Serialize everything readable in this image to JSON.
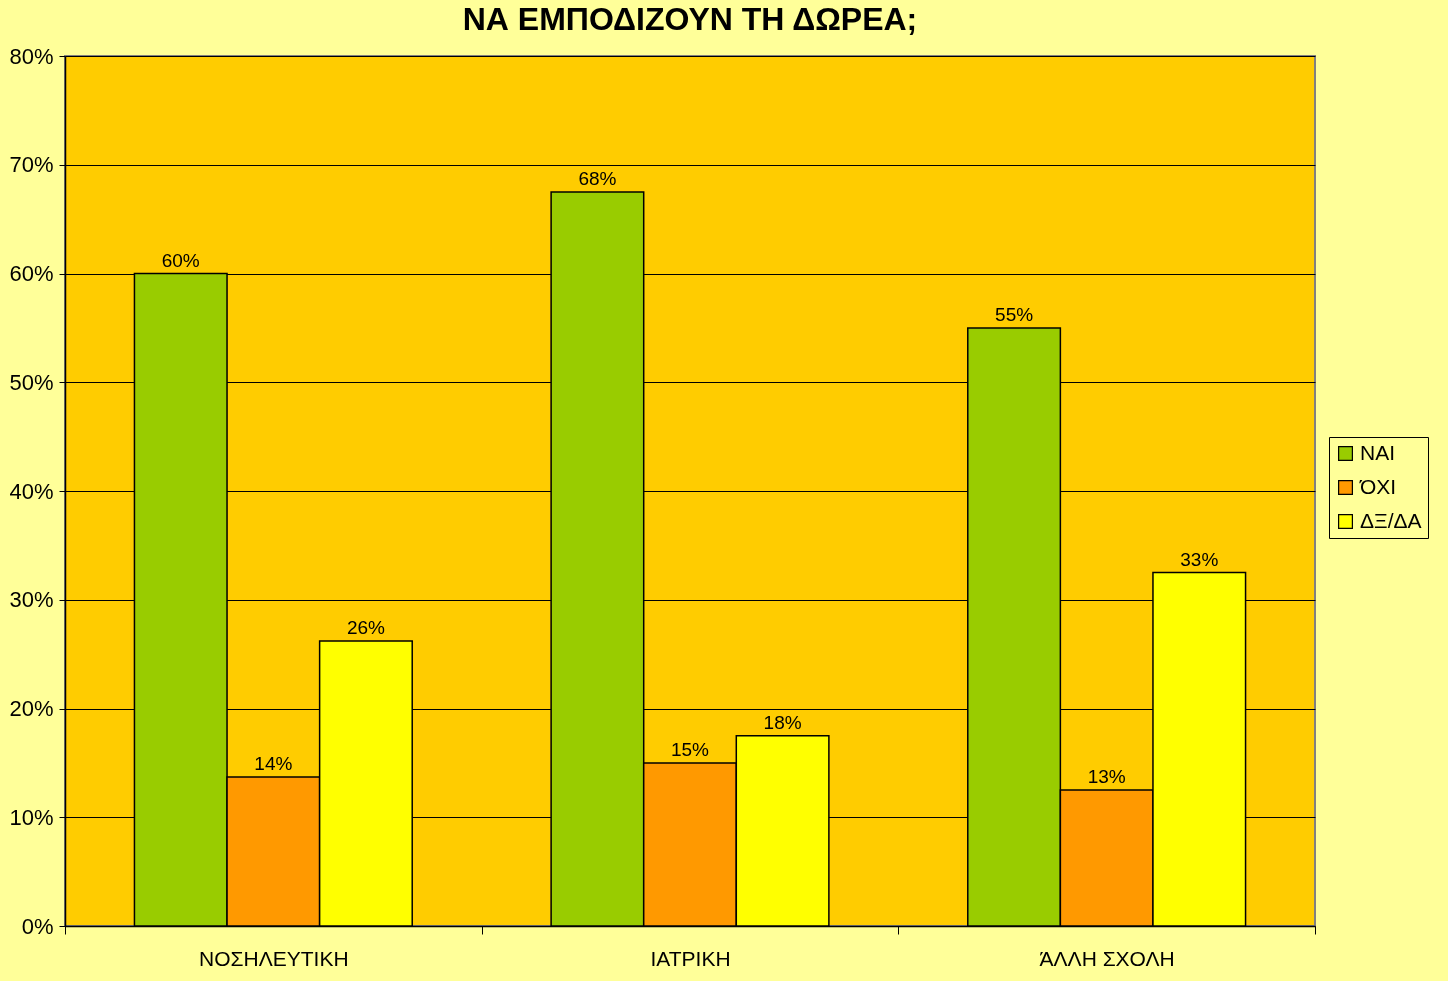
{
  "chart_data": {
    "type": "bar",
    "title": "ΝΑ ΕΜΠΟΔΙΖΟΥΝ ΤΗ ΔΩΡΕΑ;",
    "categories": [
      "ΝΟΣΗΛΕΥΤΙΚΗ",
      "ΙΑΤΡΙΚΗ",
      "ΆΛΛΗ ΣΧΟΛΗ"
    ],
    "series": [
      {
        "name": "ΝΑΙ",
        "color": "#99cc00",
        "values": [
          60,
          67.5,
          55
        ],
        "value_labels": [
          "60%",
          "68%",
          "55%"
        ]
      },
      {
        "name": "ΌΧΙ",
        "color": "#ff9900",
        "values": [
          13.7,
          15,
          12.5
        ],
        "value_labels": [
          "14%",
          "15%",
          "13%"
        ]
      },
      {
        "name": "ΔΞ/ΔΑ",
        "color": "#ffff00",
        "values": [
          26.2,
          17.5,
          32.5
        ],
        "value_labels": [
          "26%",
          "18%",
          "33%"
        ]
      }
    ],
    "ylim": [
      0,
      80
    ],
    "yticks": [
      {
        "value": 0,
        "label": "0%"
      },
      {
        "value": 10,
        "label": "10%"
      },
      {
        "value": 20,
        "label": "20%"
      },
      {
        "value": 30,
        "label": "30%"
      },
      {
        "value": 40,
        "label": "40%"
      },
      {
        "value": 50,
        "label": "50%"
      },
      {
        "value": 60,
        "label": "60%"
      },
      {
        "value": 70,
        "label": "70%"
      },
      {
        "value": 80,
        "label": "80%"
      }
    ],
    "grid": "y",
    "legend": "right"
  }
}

══════════

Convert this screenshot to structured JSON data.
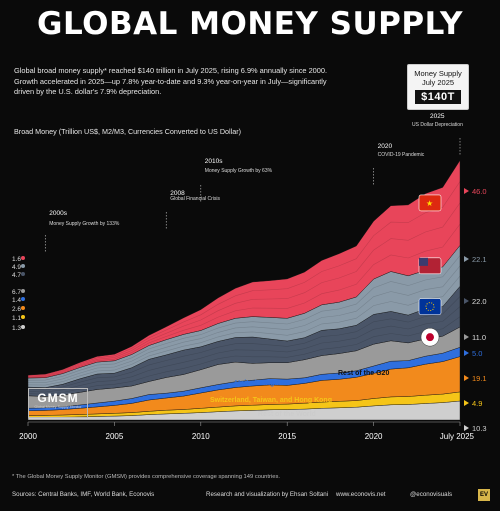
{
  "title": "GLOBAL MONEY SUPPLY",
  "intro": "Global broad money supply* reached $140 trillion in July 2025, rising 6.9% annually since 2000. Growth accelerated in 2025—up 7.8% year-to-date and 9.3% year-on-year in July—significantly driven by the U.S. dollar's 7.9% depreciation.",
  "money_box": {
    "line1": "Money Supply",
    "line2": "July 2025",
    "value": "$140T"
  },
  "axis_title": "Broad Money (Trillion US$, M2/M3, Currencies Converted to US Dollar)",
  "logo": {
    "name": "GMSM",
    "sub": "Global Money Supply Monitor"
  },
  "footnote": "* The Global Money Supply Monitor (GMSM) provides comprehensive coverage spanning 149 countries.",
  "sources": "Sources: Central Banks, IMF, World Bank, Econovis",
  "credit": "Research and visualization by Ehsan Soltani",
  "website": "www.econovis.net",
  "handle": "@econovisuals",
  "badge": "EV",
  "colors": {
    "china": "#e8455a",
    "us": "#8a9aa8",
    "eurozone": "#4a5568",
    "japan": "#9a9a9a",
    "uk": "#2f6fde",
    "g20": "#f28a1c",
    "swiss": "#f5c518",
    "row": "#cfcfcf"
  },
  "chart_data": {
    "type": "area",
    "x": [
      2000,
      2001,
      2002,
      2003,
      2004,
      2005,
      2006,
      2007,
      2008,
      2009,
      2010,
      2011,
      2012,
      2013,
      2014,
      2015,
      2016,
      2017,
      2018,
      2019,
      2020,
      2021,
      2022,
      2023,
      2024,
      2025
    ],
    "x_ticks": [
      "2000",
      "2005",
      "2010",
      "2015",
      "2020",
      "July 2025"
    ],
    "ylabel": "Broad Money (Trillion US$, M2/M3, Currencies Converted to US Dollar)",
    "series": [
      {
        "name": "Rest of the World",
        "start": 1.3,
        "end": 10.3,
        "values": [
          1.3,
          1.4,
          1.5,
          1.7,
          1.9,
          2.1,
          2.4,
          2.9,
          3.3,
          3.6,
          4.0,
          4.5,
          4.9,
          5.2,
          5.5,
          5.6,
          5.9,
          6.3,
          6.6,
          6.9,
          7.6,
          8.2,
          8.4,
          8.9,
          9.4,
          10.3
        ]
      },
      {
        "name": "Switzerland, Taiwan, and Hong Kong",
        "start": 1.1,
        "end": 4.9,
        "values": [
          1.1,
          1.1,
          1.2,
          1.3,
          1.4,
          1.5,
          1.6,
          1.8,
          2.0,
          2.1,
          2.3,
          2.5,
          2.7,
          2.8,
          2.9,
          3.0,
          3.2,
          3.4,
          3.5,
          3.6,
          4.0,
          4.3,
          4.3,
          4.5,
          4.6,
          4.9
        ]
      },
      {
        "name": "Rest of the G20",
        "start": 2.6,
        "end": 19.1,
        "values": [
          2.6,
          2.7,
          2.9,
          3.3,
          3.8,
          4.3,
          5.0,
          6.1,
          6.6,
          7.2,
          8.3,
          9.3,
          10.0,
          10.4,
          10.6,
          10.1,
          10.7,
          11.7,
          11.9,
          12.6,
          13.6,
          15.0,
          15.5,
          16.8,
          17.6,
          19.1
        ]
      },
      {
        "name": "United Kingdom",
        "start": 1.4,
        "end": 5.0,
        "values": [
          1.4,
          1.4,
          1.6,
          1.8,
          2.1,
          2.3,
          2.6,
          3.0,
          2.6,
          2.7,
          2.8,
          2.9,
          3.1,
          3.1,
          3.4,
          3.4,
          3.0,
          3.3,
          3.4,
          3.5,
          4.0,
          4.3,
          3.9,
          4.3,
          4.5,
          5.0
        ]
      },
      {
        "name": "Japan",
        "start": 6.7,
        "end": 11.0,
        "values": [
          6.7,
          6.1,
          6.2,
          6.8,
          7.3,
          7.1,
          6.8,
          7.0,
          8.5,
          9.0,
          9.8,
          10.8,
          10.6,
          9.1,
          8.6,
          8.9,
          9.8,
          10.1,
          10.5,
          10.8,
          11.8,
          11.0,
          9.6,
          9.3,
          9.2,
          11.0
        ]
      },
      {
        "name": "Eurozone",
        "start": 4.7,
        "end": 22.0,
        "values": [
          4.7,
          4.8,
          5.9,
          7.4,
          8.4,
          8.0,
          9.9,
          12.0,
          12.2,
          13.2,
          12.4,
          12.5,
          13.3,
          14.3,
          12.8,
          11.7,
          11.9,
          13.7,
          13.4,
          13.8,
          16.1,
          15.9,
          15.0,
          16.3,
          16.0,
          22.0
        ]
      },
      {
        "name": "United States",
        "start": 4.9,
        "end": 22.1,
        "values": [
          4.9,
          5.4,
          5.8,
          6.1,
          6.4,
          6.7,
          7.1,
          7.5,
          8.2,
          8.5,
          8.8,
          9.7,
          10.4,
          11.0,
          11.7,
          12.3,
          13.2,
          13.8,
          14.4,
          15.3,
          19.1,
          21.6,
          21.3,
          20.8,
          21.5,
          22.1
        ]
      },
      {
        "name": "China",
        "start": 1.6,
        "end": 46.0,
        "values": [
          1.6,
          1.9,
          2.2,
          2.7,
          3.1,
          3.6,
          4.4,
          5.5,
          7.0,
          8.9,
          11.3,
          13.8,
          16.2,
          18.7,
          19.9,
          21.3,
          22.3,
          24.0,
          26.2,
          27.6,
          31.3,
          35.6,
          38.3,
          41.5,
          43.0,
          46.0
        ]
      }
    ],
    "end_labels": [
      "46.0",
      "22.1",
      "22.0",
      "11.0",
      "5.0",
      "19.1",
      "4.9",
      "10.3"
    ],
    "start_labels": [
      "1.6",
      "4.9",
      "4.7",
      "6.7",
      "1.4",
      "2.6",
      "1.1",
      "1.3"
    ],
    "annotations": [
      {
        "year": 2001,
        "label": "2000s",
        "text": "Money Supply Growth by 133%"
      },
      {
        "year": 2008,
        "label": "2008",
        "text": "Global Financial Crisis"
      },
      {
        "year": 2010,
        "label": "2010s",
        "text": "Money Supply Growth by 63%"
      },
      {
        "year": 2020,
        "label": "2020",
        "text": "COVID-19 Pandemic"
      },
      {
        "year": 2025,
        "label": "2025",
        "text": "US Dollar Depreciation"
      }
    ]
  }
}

══════════

=== To be done ===
Determine the number of lines where the string "text" occurs, and give that number only.

=== Complete response ===
5